Given exercise
Without including any pictures, write out all the entries exactly.

────────────────────────────────────────

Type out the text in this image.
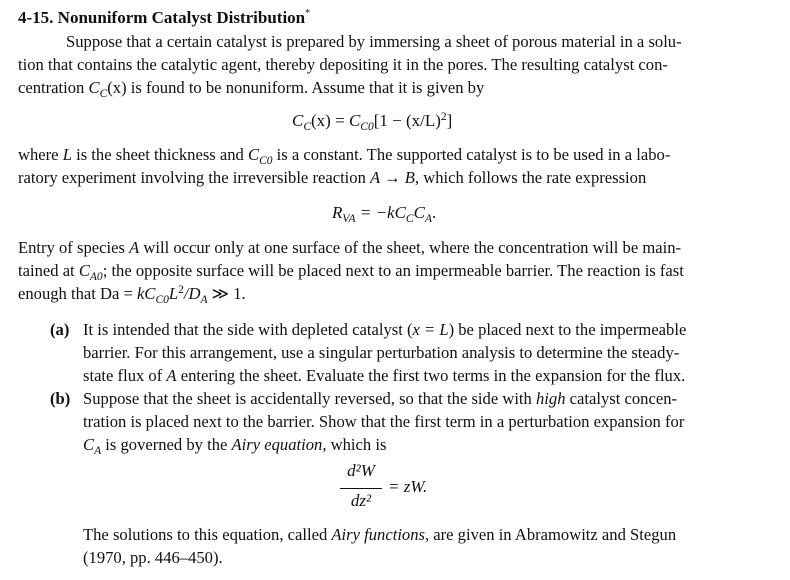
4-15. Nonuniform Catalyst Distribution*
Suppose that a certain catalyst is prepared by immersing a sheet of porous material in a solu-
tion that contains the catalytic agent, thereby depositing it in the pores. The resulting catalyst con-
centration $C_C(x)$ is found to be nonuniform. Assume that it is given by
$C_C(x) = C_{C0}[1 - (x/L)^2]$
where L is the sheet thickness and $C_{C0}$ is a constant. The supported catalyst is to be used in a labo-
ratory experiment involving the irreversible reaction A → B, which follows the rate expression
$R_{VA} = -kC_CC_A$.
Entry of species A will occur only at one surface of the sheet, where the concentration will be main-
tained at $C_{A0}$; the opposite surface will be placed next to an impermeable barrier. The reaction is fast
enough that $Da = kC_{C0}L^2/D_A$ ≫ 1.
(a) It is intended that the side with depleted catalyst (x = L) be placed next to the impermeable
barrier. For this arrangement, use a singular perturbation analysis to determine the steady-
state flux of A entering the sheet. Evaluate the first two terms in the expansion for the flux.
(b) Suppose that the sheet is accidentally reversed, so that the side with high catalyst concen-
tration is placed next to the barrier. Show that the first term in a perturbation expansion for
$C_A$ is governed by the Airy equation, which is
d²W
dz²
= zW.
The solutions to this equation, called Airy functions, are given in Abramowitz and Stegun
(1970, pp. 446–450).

────────────────────────────────────────

Finished answer
Type out the text in this image.
4-15. Nonuniform Catalyst Distribution*
Suppose that a certain catalyst is prepared by immersing a sheet of porous material in a solu-
tion that contains the catalytic agent, thereby depositing it in the pores. The resulting catalyst con-
centration $C_C(x)$ is found to be nonuniform. Assume that it is given by
$C_C(x) = C_{C0}[1 - (x/L)^2]$
where L is the sheet thickness and $C_{C0}$ is a constant. The supported catalyst is to be used in a labo-
ratory experiment involving the irreversible reaction A → B, which follows the rate expression
$R_{VA} = -kC_CC_A$.
Entry of species A will occur only at one surface of the sheet, where the concentration will be main-
tained at $C_{A0}$; the opposite surface will be placed next to an impermeable barrier. The reaction is fast
enough that $Da = kC_{C0}L^2/D_A$ ≫ 1.
(a) It is intended that the side with depleted catalyst (x = L) be placed next to the impermeable
barrier. For this arrangement, use a singular perturbation analysis to determine the steady-
state flux of A entering the sheet. Evaluate the first two terms in the expansion for the flux.
(b) Suppose that the sheet is accidentally reversed, so that the side with high catalyst concen-
tration is placed next to the barrier. Show that the first term in a perturbation expansion for
$C_A$ is governed by the Airy equation, which is
d²W
dz²
= zW.
The solutions to this equation, called Airy functions, are given in Abramowitz and Stegun
(1970, pp. 446–450).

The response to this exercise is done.